-- BEGIN Entries --

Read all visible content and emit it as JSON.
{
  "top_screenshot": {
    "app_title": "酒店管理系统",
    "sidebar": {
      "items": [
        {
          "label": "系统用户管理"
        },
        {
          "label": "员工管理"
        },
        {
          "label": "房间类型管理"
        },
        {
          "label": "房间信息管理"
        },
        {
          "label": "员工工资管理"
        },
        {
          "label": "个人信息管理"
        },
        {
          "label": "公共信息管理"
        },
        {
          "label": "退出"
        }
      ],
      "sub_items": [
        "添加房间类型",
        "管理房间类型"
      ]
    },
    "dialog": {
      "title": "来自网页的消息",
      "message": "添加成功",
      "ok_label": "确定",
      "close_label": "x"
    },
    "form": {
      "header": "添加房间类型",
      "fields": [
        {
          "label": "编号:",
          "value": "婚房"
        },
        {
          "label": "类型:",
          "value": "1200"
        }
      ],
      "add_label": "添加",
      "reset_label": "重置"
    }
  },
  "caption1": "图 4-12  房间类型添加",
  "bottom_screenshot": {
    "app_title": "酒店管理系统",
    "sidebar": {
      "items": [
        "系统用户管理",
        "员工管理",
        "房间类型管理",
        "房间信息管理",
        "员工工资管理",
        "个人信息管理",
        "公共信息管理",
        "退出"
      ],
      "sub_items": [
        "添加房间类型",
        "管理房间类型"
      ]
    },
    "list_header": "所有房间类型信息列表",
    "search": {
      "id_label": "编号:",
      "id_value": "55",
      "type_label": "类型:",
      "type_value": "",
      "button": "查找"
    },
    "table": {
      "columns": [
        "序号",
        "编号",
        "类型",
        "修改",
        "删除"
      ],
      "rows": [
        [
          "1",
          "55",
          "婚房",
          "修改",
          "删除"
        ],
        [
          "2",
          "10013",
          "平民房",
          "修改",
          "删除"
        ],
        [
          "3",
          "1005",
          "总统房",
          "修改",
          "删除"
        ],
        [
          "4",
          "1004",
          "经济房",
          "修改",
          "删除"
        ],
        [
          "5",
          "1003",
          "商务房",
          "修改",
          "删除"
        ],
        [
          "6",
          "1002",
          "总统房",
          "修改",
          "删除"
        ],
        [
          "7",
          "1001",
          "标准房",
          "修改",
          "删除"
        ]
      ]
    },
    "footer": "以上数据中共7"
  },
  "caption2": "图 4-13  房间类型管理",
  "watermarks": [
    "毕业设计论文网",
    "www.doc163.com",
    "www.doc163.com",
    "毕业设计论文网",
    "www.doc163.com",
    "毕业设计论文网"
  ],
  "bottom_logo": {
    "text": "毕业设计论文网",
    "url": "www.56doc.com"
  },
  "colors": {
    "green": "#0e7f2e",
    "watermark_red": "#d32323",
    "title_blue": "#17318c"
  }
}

-- END Entries --

What you are asked to do: Using the entries above, return each line that includes the word "毕业设计论文网".

Solution for this task:
    "毕业设计论文网",
    "毕业设计论文网",
    "毕业设计论文网"
    "text": "毕业设计论文网",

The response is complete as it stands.